Исходный текст
А в день, когда он начал вести «Борнхольмский дневник», 21 ноября 1934 года, Янн написал Эрнсту Эггерсу (там же, с. 290):
...Впервые за много дней я опять предпринял прогулку, чтобы успокоиться. Ландшафт окутался туманом. Мало-помалу от тумана отделился дождь. Я шел как во сне. Я помню такое состояние по норвежской поре. Это, собственно, единственное доступное мне ощущение счастья: погружаться в нереальное, невозможное. Я не вступаю ни в какие отношения с ландшафтом. Он остается для меня чем-то чуждым и все же становится средством, благодаря которому пробуждаются мои фантазии.
…костным мозгом… Янн считал, что именно костный мозг является вместилищем человеческой памяти. Ср. запись из «Борнхольмского дневника» от 25 января 1935 года (Epilog. Bornholmer Aufzeichnungen, S. 555): «Как раз кости я называю хранилищем воспоминаний (Erinnerungsspeicher), местом тончайших излучений. Умерший человек — если его не сожгут, если не расклюют вороны, если его кости не будут разрушены кислотами — может раствориться во Всеобщем только через тысячу или две тысячи лет».
Я инстинктивно люблю настоящее, не доверяю будущему и ненавижу прошлое. Ср. реплику Тучного Косаря в «Новом „Любекском танце смерти“» (Деревянный корабль, с. 264):
...Кажется, мы вот-вот поссоримся. Ты в невыгодном положении. Твое оружие: история и память. Это немного, если не погружаться туда с рвением или с яростью. Лишь размягченные, изнеженные сердца могут, как часовой механизм, сломаться из-за твоей трескотни. Я же стою в сегодняшнем дне, и то, что я делаю, причиняет настоящую боль.
…должен заглянуть в далекие снежные глаза Не-Сущего… Ср. в «Новом „Любекском танце смерти“» (Деревянный корабль, с. 251): «Устремляя вдаль последние жаркие взгляды, мы ищем далекие от нас снежные глаза Бога».

Данные для анализа
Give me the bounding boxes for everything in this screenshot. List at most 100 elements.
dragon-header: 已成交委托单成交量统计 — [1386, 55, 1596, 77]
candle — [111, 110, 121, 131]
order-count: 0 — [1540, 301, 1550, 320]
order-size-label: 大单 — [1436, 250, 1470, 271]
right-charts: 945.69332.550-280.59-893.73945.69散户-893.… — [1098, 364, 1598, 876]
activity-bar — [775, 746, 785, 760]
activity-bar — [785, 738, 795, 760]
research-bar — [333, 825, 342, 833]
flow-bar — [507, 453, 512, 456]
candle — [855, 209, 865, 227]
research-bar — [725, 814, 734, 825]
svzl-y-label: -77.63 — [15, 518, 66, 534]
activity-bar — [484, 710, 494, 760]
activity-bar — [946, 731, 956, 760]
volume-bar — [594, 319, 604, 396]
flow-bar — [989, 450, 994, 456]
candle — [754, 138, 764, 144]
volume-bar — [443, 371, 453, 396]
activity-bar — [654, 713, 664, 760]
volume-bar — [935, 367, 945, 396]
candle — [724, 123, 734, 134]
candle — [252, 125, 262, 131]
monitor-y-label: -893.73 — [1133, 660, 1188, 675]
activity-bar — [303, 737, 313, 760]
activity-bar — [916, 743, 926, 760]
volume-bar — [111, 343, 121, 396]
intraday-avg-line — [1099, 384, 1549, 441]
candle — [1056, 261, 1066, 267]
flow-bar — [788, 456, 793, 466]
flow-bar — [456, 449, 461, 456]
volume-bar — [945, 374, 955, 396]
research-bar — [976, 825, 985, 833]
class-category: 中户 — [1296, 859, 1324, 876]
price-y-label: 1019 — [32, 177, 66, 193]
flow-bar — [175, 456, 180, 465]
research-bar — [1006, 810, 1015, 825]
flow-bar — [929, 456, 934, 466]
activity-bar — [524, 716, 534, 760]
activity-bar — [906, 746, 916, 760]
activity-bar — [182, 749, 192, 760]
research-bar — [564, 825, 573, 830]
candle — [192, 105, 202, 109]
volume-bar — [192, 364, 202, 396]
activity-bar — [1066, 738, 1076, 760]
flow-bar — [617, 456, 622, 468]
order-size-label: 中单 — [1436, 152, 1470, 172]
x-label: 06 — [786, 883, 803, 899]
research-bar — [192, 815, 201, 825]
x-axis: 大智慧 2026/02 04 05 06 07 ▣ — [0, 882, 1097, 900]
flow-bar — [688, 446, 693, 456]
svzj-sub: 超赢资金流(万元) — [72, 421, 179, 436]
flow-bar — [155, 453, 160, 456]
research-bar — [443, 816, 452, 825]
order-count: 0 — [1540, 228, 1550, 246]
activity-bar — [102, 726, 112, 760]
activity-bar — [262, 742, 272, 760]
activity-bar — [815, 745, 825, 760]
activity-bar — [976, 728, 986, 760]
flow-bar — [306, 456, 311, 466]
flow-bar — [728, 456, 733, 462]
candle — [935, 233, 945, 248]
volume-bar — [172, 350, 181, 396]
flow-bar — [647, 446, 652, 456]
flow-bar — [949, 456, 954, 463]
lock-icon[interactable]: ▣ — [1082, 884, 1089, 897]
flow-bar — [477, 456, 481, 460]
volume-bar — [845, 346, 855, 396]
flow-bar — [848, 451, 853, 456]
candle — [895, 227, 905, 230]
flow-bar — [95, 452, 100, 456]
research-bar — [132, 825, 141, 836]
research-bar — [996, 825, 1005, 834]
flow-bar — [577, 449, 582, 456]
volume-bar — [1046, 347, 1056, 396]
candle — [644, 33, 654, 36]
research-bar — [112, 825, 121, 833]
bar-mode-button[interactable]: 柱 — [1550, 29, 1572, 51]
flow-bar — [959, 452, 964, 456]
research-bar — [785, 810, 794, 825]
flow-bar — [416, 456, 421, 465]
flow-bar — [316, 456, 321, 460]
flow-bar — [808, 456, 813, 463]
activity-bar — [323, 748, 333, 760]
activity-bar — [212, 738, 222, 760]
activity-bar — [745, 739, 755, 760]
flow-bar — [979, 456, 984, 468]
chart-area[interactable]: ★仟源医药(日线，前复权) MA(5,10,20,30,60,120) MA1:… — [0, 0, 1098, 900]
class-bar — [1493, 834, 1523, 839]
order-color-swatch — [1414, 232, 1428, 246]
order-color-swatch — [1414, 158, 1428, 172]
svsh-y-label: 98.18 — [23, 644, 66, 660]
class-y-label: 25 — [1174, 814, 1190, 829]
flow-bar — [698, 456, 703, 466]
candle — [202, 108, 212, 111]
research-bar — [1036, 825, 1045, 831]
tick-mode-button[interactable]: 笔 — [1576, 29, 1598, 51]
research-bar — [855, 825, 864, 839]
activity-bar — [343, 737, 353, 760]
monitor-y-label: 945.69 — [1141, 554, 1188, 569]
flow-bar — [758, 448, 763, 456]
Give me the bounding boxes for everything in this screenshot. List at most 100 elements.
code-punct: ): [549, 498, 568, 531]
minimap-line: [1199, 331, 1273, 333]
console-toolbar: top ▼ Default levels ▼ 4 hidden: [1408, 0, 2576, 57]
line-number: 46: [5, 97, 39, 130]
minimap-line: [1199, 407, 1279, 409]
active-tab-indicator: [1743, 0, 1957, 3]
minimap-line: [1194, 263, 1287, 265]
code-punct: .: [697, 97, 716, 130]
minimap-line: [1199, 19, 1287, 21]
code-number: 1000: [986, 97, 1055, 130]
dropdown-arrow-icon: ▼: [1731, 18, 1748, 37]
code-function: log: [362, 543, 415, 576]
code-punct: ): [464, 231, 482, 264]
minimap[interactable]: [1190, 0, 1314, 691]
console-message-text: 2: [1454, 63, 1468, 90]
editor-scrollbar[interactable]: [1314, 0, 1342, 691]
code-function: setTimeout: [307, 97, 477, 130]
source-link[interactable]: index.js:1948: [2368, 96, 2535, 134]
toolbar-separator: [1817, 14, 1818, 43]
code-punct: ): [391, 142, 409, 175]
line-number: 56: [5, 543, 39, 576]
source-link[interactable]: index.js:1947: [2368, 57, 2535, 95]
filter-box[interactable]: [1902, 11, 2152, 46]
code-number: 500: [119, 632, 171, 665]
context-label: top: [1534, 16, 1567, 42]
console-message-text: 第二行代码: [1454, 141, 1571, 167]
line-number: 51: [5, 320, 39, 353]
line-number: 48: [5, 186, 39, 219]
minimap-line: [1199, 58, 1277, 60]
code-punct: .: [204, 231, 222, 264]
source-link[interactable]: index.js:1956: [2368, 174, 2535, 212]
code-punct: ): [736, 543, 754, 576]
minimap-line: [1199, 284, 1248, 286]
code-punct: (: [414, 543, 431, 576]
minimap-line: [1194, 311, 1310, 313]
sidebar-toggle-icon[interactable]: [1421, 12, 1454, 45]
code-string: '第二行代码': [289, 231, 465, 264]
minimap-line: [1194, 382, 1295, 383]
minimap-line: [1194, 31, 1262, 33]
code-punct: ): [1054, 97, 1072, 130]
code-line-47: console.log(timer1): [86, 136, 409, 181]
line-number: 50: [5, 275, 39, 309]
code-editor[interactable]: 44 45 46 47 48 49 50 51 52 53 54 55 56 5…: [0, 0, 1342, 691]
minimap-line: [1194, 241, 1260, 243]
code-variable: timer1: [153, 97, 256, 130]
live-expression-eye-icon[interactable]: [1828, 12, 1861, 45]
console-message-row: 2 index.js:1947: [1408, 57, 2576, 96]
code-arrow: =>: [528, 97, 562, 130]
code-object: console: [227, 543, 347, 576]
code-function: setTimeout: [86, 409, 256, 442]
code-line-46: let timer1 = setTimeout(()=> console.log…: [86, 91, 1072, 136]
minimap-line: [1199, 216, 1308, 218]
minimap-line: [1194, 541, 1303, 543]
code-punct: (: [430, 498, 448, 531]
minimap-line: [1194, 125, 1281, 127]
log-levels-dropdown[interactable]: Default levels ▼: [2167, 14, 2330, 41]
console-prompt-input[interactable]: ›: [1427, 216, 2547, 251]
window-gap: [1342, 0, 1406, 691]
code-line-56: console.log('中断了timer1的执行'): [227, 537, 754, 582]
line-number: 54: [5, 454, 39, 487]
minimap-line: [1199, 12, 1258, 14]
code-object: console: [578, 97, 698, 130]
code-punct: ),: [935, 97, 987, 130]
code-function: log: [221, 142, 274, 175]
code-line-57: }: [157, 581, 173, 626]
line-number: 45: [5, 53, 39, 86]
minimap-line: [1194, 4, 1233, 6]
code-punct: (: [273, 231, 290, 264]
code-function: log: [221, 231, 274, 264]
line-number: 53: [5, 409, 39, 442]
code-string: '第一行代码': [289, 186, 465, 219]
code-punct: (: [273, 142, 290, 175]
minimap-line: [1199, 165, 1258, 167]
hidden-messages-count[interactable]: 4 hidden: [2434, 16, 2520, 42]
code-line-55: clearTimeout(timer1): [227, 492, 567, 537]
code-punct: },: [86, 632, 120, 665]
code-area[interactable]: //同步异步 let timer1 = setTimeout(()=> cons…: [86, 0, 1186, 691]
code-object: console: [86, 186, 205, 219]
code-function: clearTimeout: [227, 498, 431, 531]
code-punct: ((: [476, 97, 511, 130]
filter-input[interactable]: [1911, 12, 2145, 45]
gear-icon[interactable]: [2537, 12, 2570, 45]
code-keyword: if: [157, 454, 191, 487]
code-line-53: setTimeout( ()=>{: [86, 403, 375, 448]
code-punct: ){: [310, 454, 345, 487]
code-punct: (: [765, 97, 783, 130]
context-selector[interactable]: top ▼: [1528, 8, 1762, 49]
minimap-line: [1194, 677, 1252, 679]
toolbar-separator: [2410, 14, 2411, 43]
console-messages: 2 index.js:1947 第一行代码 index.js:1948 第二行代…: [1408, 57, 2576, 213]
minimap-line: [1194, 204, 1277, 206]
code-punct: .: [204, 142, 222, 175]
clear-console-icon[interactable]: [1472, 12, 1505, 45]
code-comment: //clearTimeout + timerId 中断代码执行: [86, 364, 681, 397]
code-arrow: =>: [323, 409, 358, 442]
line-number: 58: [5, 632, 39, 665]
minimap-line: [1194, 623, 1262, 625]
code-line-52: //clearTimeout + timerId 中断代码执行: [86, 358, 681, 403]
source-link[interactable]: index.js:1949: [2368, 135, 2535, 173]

Задания
[a] Что, согласно тексту о Янне, он считал вместилищем человеческой памяти?
[b] Продолжите текст о Янне, начав сразу после его последнего предложения.

Ответы на задания
[a] Костный мозг.

[b]
…все вещи устремляются в ту же разреженность — сперва в Прозрачное, а потом по направлению к Большому Нулю… Что такое в его понимании «Прозрачное», Янн объясняет в прологе к драме «Той книги первый и последний лист» (Угрино и Инграбания I, с. 265; курсив мой. — Т. Б.): «Мы дошли до того, что статуи греков нас больше не удовлетворяют — эти тела, которые не склоняются перед душой, не желают погружаться в пространство внутренних видений, способных обнажить даже внутренности». О «стеклянном мире», «материи кажимости» речь идет также в «Деревянном корабле» и в «Новом „Любекском танце смерти“» (см. комментарий: Деревянный корабль, с. 293–294). О Нуле в гармоникальной системе мира Р. Вагнер писал: «Этот пункт рассматривался Тимусом и Кайзером как вечно неизменная основа всех вещей, как „первобытный принцип“, как, Бог» (цит. по: Epilog. Bornholmer Aufzeichnungen, S. 867). См. также комментарий к «Новому „Любекскому танцу смерти“» (Станем разреженным присутствием в дальнем времени: Деревянный корабль, с. 301).